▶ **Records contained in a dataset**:
+++

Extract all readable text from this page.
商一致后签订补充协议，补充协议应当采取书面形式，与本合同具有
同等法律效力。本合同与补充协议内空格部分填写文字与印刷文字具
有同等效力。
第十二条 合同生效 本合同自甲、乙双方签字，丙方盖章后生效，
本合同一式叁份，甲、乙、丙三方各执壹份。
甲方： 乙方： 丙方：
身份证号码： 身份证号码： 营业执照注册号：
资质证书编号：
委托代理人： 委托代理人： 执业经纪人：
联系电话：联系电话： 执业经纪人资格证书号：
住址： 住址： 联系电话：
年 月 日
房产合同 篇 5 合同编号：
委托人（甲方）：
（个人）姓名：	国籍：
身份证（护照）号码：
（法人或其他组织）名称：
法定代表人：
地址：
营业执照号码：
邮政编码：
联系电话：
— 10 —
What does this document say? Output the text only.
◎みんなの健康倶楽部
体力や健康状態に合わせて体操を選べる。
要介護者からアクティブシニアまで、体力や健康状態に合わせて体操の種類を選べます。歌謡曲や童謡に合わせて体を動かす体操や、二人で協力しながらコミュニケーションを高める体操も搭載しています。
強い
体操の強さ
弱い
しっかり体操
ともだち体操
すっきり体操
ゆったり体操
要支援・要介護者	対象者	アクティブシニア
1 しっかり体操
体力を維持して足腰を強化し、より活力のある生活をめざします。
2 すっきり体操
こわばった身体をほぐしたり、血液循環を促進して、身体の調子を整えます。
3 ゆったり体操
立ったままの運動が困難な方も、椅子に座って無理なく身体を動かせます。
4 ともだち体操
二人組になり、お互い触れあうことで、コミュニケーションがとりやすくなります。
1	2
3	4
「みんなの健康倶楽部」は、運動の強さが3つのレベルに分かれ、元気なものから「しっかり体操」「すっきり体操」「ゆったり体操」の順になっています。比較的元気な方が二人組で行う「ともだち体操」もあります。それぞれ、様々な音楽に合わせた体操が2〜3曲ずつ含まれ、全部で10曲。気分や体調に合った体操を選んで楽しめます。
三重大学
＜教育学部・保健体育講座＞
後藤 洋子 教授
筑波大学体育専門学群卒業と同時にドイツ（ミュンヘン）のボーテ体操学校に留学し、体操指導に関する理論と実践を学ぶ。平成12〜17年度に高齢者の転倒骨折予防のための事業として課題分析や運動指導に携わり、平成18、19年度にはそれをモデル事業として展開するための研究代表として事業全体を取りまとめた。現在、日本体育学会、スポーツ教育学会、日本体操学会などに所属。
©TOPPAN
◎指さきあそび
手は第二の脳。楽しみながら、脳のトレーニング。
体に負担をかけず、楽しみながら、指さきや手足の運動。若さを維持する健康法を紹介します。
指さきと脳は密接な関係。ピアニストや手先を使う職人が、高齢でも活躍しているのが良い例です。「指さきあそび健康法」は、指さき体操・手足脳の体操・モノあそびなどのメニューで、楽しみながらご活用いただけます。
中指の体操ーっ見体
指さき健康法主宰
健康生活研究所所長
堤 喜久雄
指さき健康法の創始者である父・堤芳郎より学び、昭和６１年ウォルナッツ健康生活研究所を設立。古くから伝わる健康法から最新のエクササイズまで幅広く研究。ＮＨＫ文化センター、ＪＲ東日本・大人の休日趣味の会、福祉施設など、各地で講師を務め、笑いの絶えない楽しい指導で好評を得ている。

+++

▶ **Task description**: Find all lines holding the string "しっかり体操" and copy them.

▶ **Task result**:
しっかり体操
1 しっかり体操
「みんなの健康倶楽部」は、運動の強さが3つのレベルに分かれ、元気なものから「しっかり体操」「すっきり体操」「ゆったり体操」の順になっています。比較的元気な方が二人組で行う「ともだち体操」もあります。それぞれ、様々な音楽に合わせた体操が2〜3曲ずつ含まれ、全部で10曲。気分や体調に合った体操を選んで楽しめます。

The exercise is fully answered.